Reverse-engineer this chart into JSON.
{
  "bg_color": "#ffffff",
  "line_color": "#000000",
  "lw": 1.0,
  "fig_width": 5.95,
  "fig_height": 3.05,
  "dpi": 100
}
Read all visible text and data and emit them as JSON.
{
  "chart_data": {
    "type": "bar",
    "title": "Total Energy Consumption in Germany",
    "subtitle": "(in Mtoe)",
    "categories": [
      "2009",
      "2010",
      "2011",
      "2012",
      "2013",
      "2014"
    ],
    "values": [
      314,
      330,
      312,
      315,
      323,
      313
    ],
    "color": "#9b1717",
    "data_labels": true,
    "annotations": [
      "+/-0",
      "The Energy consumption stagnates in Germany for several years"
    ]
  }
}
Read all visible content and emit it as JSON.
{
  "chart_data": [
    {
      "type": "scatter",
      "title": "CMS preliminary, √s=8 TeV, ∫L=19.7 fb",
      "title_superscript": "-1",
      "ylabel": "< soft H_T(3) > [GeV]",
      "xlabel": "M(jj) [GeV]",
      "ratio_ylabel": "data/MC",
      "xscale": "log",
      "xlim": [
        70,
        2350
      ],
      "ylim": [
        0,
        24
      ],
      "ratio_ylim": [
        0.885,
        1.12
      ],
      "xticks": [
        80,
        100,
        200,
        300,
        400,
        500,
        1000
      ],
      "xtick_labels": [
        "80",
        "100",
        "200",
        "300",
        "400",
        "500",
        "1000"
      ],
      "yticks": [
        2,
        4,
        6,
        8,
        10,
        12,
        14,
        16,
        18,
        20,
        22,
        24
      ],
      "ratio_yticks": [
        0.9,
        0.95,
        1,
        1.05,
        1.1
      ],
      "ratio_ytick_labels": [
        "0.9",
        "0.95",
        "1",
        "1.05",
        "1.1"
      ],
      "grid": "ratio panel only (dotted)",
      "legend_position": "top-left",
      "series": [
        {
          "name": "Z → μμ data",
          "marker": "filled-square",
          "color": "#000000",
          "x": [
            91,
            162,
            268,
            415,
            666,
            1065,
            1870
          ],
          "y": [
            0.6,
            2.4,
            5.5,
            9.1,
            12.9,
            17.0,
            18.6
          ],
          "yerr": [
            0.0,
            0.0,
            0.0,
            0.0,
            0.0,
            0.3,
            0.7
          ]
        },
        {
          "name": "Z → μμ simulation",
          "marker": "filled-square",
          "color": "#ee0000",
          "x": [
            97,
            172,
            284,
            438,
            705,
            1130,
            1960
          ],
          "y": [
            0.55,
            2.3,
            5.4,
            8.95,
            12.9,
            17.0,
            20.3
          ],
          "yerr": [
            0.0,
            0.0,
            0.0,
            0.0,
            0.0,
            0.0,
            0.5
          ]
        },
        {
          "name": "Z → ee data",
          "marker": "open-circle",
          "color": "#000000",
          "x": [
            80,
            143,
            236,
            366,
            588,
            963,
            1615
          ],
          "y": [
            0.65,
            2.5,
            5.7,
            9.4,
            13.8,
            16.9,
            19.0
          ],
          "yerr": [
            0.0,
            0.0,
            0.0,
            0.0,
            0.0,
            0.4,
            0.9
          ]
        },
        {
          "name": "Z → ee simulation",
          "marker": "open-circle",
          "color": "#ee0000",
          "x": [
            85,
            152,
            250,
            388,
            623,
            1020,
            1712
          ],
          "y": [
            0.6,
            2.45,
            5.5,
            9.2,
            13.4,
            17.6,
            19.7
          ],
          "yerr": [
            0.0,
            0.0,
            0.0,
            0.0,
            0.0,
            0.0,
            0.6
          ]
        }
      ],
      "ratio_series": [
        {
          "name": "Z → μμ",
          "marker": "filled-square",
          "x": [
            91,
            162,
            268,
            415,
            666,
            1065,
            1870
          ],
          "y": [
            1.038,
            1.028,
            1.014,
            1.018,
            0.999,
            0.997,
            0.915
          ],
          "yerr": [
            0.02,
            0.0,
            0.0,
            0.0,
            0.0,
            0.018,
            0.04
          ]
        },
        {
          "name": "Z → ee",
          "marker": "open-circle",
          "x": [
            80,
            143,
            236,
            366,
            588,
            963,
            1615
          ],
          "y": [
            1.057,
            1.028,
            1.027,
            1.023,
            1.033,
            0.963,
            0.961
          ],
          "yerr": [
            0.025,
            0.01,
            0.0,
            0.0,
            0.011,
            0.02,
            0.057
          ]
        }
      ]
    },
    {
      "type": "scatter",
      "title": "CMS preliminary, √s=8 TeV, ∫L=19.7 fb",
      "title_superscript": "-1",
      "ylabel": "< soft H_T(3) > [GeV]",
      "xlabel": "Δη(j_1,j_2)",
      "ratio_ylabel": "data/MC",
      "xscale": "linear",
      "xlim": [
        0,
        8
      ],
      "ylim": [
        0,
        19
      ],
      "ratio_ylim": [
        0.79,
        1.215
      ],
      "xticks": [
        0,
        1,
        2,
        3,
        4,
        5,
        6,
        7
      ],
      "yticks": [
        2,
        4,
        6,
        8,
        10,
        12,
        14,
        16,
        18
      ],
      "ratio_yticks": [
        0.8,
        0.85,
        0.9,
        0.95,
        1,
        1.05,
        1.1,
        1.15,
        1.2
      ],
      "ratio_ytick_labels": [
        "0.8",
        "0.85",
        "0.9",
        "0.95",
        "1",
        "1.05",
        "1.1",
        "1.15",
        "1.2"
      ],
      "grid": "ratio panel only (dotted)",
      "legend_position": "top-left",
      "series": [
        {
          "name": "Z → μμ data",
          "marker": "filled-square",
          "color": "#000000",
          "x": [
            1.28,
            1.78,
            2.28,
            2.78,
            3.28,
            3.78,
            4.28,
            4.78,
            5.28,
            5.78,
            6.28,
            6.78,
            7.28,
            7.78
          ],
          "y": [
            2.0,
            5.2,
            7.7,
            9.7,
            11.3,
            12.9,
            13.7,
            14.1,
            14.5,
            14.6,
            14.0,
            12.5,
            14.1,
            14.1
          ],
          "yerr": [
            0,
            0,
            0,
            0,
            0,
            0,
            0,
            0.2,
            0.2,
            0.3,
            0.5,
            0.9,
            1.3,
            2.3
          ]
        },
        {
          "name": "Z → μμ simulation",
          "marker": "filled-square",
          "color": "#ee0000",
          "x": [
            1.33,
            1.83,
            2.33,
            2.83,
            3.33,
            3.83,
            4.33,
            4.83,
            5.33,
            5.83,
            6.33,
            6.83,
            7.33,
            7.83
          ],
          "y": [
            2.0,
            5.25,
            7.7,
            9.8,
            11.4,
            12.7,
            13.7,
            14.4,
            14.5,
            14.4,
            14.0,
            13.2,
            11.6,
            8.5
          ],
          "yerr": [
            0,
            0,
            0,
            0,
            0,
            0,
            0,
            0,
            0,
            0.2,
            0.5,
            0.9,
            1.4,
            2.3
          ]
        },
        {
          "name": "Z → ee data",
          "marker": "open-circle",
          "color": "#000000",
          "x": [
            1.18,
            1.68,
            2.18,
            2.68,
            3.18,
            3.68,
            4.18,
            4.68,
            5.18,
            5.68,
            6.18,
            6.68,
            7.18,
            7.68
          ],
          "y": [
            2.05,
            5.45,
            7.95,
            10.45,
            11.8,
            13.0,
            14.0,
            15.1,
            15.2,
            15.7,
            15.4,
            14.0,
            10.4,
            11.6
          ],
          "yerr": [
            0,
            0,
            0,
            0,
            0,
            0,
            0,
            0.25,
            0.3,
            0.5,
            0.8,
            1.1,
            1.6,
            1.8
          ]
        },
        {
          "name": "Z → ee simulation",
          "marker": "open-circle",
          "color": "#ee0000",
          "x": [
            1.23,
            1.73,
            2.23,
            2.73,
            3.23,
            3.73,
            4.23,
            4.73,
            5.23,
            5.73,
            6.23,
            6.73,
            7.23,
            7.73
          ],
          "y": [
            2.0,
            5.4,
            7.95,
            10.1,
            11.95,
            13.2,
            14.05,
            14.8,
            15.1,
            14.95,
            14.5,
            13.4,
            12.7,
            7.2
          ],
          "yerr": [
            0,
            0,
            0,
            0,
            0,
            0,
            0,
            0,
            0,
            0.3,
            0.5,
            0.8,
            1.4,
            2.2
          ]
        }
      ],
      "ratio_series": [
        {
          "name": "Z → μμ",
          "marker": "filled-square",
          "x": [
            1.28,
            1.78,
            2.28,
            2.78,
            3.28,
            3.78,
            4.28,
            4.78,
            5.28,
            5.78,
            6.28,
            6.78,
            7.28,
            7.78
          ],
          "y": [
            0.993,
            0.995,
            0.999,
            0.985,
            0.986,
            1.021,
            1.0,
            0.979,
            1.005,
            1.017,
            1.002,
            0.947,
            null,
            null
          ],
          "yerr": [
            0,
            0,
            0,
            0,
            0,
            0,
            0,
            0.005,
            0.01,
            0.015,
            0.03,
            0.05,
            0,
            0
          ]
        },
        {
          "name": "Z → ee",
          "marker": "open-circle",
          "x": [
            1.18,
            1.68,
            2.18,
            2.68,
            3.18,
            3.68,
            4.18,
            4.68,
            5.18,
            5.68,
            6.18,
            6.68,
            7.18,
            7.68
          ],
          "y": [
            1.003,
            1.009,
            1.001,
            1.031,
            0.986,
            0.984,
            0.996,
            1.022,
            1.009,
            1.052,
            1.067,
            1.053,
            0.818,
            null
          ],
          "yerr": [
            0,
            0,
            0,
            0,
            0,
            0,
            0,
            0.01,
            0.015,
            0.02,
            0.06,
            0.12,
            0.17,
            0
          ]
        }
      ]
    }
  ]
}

==*==

● AIM
Find all lines holding the string "Germany" and copy them.

● COMPLETED EXERCISE
    "title": "Total Energy Consumption in Germany",
      "The Energy consumption stagnates in Germany for several years"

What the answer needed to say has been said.